## [Given request]
Below is the data. Give it again, complete and exact.

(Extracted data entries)
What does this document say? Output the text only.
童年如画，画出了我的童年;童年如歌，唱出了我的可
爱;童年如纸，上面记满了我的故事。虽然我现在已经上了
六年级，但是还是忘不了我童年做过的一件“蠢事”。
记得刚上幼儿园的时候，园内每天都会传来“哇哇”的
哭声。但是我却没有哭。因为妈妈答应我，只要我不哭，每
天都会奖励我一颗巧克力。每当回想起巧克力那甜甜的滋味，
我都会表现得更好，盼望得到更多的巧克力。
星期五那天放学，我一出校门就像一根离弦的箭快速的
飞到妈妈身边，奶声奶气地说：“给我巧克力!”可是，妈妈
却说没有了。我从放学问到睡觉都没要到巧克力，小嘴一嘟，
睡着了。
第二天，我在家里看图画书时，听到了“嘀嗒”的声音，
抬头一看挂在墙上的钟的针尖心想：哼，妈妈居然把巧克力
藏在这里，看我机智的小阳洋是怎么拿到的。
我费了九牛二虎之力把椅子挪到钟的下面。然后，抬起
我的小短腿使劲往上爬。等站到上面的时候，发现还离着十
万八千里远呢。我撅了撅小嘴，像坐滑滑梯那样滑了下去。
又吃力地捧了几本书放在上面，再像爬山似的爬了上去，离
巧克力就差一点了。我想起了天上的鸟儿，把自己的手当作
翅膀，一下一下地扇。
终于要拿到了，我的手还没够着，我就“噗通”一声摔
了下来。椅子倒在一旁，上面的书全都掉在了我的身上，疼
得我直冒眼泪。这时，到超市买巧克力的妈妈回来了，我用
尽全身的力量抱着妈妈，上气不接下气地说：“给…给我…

## [Written solution]
What does this document say? Output the text only.
童年如画，画出了我的童年;童年如歌，唱出了我的可
爱;童年如纸，上面记满了我的故事。虽然我现在已经上了
六年级，但是还是忘不了我童年做过的一件“蠢事”。
记得刚上幼儿园的时候，园内每天都会传来“哇哇”的
哭声。但是我却没有哭。因为妈妈答应我，只要我不哭，每
天都会奖励我一颗巧克力。每当回想起巧克力那甜甜的滋味，
我都会表现得更好，盼望得到更多的巧克力。
星期五那天放学，我一出校门就像一根离弦的箭快速的
飞到妈妈身边，奶声奶气地说：“给我巧克力!”可是，妈妈
却说没有了。我从放学问到睡觉都没要到巧克力，小嘴一嘟，
睡着了。
第二天，我在家里看图画书时，听到了“嘀嗒”的声音，
抬头一看挂在墙上的钟的针尖心想：哼，妈妈居然把巧克力
藏在这里，看我机智的小阳洋是怎么拿到的。
我费了九牛二虎之力把椅子挪到钟的下面。然后，抬起
我的小短腿使劲往上爬。等站到上面的时候，发现还离着十
万八千里远呢。我撅了撅小嘴，像坐滑滑梯那样滑了下去。
又吃力地捧了几本书放在上面，再像爬山似的爬了上去，离
巧克力就差一点了。我想起了天上的鸟儿，把自己的手当作
翅膀，一下一下地扇。
终于要拿到了，我的手还没够着，我就“噗通”一声摔
了下来。椅子倒在一旁，上面的书全都掉在了我的身上，疼
得我直冒眼泪。这时，到超市买巧克力的妈妈回来了，我用
尽全身的力量抱着妈妈，上气不接下气地说：“给…给我…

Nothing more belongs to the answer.